→ **What needs to be done**
Rename "action-label" to "action-caption" throughout the records, and reproduce every line with nothing else altered.

══ Available data

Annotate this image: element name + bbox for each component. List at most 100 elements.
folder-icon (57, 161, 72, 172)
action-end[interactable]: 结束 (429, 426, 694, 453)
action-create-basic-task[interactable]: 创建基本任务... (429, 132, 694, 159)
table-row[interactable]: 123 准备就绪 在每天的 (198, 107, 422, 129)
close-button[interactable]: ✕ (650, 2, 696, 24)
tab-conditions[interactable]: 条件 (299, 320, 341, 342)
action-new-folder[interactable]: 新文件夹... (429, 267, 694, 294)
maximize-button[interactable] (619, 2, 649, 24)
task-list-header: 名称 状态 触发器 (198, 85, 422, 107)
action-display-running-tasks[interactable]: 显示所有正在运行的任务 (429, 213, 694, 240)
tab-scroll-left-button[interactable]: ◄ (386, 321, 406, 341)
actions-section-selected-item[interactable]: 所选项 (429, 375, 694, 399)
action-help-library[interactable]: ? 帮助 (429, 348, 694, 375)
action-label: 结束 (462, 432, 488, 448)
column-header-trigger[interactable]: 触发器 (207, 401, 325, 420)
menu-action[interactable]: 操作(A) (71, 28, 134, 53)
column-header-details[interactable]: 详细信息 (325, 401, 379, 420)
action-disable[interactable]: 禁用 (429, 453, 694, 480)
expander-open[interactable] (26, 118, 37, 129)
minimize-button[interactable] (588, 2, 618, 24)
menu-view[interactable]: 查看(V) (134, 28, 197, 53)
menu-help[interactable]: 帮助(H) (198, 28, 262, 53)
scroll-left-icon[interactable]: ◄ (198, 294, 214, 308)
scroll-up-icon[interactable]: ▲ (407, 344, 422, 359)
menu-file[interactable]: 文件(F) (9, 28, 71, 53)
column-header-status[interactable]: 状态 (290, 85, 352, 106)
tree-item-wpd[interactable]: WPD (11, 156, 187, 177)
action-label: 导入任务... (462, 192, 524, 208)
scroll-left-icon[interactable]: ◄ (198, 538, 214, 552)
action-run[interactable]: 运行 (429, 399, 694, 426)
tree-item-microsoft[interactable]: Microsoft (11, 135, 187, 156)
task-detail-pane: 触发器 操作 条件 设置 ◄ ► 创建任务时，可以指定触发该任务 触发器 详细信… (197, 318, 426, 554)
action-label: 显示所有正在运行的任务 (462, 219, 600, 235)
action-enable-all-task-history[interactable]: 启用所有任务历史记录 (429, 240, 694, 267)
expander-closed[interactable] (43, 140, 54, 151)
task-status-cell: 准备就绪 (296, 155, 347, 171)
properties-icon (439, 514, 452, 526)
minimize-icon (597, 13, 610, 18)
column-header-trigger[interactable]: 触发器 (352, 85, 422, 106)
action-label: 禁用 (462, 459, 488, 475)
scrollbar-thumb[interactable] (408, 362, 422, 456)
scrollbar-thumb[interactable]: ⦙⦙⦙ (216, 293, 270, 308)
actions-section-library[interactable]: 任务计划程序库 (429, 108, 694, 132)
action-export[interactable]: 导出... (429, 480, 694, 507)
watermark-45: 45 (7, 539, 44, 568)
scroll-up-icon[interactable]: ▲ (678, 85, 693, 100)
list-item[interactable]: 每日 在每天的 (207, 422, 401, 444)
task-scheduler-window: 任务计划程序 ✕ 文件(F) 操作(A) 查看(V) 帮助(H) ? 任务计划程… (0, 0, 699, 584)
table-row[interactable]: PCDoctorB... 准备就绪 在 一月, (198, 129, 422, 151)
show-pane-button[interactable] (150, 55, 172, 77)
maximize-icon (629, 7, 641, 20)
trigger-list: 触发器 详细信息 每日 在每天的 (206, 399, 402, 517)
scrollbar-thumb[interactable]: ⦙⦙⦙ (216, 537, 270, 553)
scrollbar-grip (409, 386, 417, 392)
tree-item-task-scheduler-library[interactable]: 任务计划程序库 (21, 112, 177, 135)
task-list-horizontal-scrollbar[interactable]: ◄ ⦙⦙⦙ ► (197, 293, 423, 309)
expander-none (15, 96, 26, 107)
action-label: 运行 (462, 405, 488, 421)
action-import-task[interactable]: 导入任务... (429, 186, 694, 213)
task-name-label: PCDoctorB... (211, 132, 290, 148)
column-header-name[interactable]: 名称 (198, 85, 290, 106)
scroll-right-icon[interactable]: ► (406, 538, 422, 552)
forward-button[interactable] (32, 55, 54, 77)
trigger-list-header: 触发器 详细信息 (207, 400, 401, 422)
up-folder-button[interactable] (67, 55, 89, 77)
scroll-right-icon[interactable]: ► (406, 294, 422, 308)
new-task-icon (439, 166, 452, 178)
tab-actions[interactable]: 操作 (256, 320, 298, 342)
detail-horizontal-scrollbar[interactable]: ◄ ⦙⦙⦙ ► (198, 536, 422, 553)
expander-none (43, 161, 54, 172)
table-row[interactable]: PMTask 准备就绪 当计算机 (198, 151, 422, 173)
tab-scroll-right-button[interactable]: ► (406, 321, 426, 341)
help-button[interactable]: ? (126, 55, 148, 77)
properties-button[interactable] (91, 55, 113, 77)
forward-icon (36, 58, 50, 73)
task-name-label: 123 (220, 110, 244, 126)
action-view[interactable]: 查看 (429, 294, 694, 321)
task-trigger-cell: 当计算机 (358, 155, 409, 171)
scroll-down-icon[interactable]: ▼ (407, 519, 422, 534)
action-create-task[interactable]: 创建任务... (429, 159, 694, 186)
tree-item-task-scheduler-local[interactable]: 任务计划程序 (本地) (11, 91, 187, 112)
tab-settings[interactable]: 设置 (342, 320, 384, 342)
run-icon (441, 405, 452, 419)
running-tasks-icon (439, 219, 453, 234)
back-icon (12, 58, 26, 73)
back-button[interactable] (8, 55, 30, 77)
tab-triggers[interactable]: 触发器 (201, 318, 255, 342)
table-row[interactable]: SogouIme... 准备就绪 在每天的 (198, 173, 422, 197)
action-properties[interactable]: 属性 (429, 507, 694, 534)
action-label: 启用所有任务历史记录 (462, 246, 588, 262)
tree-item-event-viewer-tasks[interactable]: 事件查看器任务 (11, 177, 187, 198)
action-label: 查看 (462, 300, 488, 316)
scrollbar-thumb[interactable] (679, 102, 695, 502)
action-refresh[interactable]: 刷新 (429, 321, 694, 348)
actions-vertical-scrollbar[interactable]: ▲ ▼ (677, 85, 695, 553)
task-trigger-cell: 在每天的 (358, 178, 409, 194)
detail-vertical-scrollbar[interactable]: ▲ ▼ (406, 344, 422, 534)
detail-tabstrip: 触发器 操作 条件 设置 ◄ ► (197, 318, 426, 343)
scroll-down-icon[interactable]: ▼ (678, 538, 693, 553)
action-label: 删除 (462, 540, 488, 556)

════

→ **Worked solution**
Annotate this image: element name + bbox for each component. List at most 100 elements.
folder-icon (57, 161, 72, 172)
action-end[interactable]: 结束 (429, 426, 694, 453)
action-create-basic-task[interactable]: 创建基本任务... (429, 132, 694, 159)
table-row[interactable]: 123 准备就绪 在每天的 (198, 107, 422, 129)
close-button[interactable]: ✕ (650, 2, 696, 24)
tab-conditions[interactable]: 条件 (299, 320, 341, 342)
action-new-folder[interactable]: 新文件夹... (429, 267, 694, 294)
maximize-button[interactable] (619, 2, 649, 24)
task-list-header: 名称 状态 触发器 (198, 85, 422, 107)
action-display-running-tasks[interactable]: 显示所有正在运行的任务 (429, 213, 694, 240)
tab-scroll-left-button[interactable]: ◄ (386, 321, 406, 341)
actions-section-selected-item[interactable]: 所选项 (429, 375, 694, 399)
action-help-library[interactable]: ? 帮助 (429, 348, 694, 375)
action-caption: 结束 (462, 432, 488, 448)
column-header-trigger[interactable]: 触发器 (207, 401, 325, 420)
menu-action[interactable]: 操作(A) (71, 28, 134, 53)
column-header-details[interactable]: 详细信息 (325, 401, 379, 420)
action-disable[interactable]: 禁用 (429, 453, 694, 480)
expander-open[interactable] (26, 118, 37, 129)
minimize-button[interactable] (588, 2, 618, 24)
menu-view[interactable]: 查看(V) (134, 28, 197, 53)
menu-help[interactable]: 帮助(H) (198, 28, 262, 53)
scroll-left-icon[interactable]: ◄ (198, 294, 214, 308)
scroll-up-icon[interactable]: ▲ (407, 344, 422, 359)
menu-file[interactable]: 文件(F) (9, 28, 71, 53)
column-header-status[interactable]: 状态 (290, 85, 352, 106)
tree-item-wpd[interactable]: WPD (11, 156, 187, 177)
action-caption: 导入任务... (462, 192, 524, 208)
scroll-left-icon[interactable]: ◄ (198, 538, 214, 552)
action-run[interactable]: 运行 (429, 399, 694, 426)
tree-item-microsoft[interactable]: Microsoft (11, 135, 187, 156)
task-detail-pane: 触发器 操作 条件 设置 ◄ ► 创建任务时，可以指定触发该任务 触发器 详细信… (197, 318, 426, 554)
action-caption: 显示所有正在运行的任务 (462, 219, 600, 235)
action-enable-all-task-history[interactable]: 启用所有任务历史记录 (429, 240, 694, 267)
expander-closed[interactable] (43, 140, 54, 151)
task-status-cell: 准备就绪 (296, 155, 347, 171)
properties-icon (439, 514, 452, 526)
minimize-icon (597, 13, 610, 18)
column-header-trigger[interactable]: 触发器 (352, 85, 422, 106)
action-caption: 禁用 (462, 459, 488, 475)
scrollbar-thumb[interactable] (408, 362, 422, 456)
scrollbar-thumb[interactable]: ⦙⦙⦙ (216, 293, 270, 308)
actions-section-library[interactable]: 任务计划程序库 (429, 108, 694, 132)
action-export[interactable]: 导出... (429, 480, 694, 507)
watermark-45: 45 (7, 539, 44, 568)
scroll-up-icon[interactable]: ▲ (678, 85, 693, 100)
list-item[interactable]: 每日 在每天的 (207, 422, 401, 444)
task-scheduler-window: 任务计划程序 ✕ 文件(F) 操作(A) 查看(V) 帮助(H) ? 任务计划程… (0, 0, 699, 584)
table-row[interactable]: PCDoctorB... 准备就绪 在 一月, (198, 129, 422, 151)
show-pane-button[interactable] (150, 55, 172, 77)
maximize-icon (629, 7, 641, 20)
trigger-list: 触发器 详细信息 每日 在每天的 (206, 399, 402, 517)
scrollbar-thumb[interactable]: ⦙⦙⦙ (216, 537, 270, 553)
scrollbar-grip (409, 386, 417, 392)
tree-item-task-scheduler-library[interactable]: 任务计划程序库 (21, 112, 177, 135)
task-list-horizontal-scrollbar[interactable]: ◄ ⦙⦙⦙ ► (197, 293, 423, 309)
expander-none (15, 96, 26, 107)
action-caption: 运行 (462, 405, 488, 421)
action-import-task[interactable]: 导入任务... (429, 186, 694, 213)
task-name-label: PCDoctorB... (211, 132, 290, 148)
column-header-name[interactable]: 名称 (198, 85, 290, 106)
scroll-right-icon[interactable]: ► (406, 538, 422, 552)
forward-button[interactable] (32, 55, 54, 77)
trigger-list-header: 触发器 详细信息 (207, 400, 401, 422)
up-folder-button[interactable] (67, 55, 89, 77)
scroll-right-icon[interactable]: ► (406, 294, 422, 308)
new-task-icon (439, 166, 452, 178)
tab-actions[interactable]: 操作 (256, 320, 298, 342)
detail-horizontal-scrollbar[interactable]: ◄ ⦙⦙⦙ ► (198, 536, 422, 553)
expander-none (43, 161, 54, 172)
table-row[interactable]: PMTask 准备就绪 当计算机 (198, 151, 422, 173)
tab-scroll-right-button[interactable]: ► (406, 321, 426, 341)
help-button[interactable]: ? (126, 55, 148, 77)
properties-button[interactable] (91, 55, 113, 77)
forward-icon (36, 58, 50, 73)
task-name-label: 123 (220, 110, 244, 126)
action-view[interactable]: 查看 (429, 294, 694, 321)
task-trigger-cell: 当计算机 (358, 155, 409, 171)
scroll-down-icon[interactable]: ▼ (407, 519, 422, 534)
action-create-task[interactable]: 创建任务... (429, 159, 694, 186)
tree-item-task-scheduler-local[interactable]: 任务计划程序 (本地) (11, 91, 187, 112)
tab-settings[interactable]: 设置 (342, 320, 384, 342)
run-icon (441, 405, 452, 419)
running-tasks-icon (439, 219, 453, 234)
back-icon (12, 58, 26, 73)
back-button[interactable] (8, 55, 30, 77)
tab-triggers[interactable]: 触发器 (201, 318, 255, 342)
table-row[interactable]: SogouIme... 准备就绪 在每天的 (198, 173, 422, 197)
action-properties[interactable]: 属性 (429, 507, 694, 534)
action-caption: 启用所有任务历史记录 (462, 246, 588, 262)
tree-item-event-viewer-tasks[interactable]: 事件查看器任务 (11, 177, 187, 198)
action-caption: 查看 (462, 300, 488, 316)
scrollbar-thumb[interactable] (679, 102, 695, 502)
action-refresh[interactable]: 刷新 (429, 321, 694, 348)
actions-vertical-scrollbar[interactable]: ▲ ▼ (677, 85, 695, 553)
task-trigger-cell: 在每天的 (358, 178, 409, 194)
detail-vertical-scrollbar[interactable]: ▲ ▼ (406, 344, 422, 534)
detail-tabstrip: 触发器 操作 条件 设置 ◄ ► (197, 318, 426, 343)
scroll-down-icon[interactable]: ▼ (678, 538, 693, 553)
action-caption: 删除 (462, 540, 488, 556)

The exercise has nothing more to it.